• **WRITTEN TASK**
Copy all of the records below verbatim.

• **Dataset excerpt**
========================================================================
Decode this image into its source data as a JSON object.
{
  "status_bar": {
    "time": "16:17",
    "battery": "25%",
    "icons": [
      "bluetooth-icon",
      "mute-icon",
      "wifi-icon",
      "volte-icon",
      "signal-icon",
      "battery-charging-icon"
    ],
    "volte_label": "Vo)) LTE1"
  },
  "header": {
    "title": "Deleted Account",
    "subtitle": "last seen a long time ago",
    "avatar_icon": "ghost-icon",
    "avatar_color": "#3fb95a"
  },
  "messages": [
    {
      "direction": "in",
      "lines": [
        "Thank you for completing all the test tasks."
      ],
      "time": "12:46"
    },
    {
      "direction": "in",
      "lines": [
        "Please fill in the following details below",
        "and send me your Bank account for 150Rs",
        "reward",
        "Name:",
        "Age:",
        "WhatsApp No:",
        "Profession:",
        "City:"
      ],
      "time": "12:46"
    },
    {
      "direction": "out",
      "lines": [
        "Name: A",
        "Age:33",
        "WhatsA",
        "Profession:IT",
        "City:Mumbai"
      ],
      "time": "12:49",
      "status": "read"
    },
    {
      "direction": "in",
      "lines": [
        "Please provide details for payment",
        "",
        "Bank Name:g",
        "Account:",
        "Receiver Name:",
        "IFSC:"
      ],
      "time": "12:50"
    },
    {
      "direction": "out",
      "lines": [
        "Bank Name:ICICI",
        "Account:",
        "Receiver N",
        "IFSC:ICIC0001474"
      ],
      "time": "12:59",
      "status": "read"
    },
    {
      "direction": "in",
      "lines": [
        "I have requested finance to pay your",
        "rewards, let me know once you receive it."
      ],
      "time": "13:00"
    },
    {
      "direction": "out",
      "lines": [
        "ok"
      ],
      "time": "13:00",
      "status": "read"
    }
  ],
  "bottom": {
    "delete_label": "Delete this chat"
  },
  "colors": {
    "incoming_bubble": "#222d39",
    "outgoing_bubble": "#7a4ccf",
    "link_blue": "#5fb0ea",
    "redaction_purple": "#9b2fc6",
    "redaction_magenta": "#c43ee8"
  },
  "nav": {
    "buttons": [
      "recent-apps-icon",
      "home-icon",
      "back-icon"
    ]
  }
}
========================================================================
• **CORRECT RESULT**
Decode this image into its source data as a JSON object.
{
  "status_bar": {
    "time": "16:17",
    "battery": "25%",
    "icons": [
      "bluetooth-icon",
      "mute-icon",
      "wifi-icon",
      "volte-icon",
      "signal-icon",
      "battery-charging-icon"
    ],
    "volte_label": "Vo)) LTE1"
  },
  "header": {
    "title": "Deleted Account",
    "subtitle": "last seen a long time ago",
    "avatar_icon": "ghost-icon",
    "avatar_color": "#3fb95a"
  },
  "messages": [
    {
      "direction": "in",
      "lines": [
        "Thank you for completing all the test tasks."
      ],
      "time": "12:46"
    },
    {
      "direction": "in",
      "lines": [
        "Please fill in the following details below",
        "and send me your Bank account for 150Rs",
        "reward",
        "Name:",
        "Age:",
        "WhatsApp No:",
        "Profession:",
        "City:"
      ],
      "time": "12:46"
    },
    {
      "direction": "out",
      "lines": [
        "Name: A",
        "Age:33",
        "WhatsA",
        "Profession:IT",
        "City:Mumbai"
      ],
      "time": "12:49",
      "status": "read"
    },
    {
      "direction": "in",
      "lines": [
        "Please provide details for payment",
        "",
        "Bank Name:g",
        "Account:",
        "Receiver Name:",
        "IFSC:"
      ],
      "time": "12:50"
    },
    {
      "direction": "out",
      "lines": [
        "Bank Name:ICICI",
        "Account:",
        "Receiver N",
        "IFSC:ICIC0001474"
      ],
      "time": "12:59",
      "status": "read"
    },
    {
      "direction": "in",
      "lines": [
        "I have requested finance to pay your",
        "rewards, let me know once you receive it."
      ],
      "time": "13:00"
    },
    {
      "direction": "out",
      "lines": [
        "ok"
      ],
      "time": "13:00",
      "status": "read"
    }
  ],
  "bottom": {
    "delete_label": "Delete this chat"
  },
  "colors": {
    "incoming_bubble": "#222d39",
    "outgoing_bubble": "#7a4ccf",
    "link_blue": "#5fb0ea",
    "redaction_purple": "#9b2fc6",
    "redaction_magenta": "#c43ee8"
  },
  "nav": {
    "buttons": [
      "recent-apps-icon",
      "home-icon",
      "back-icon"
    ]
  }
}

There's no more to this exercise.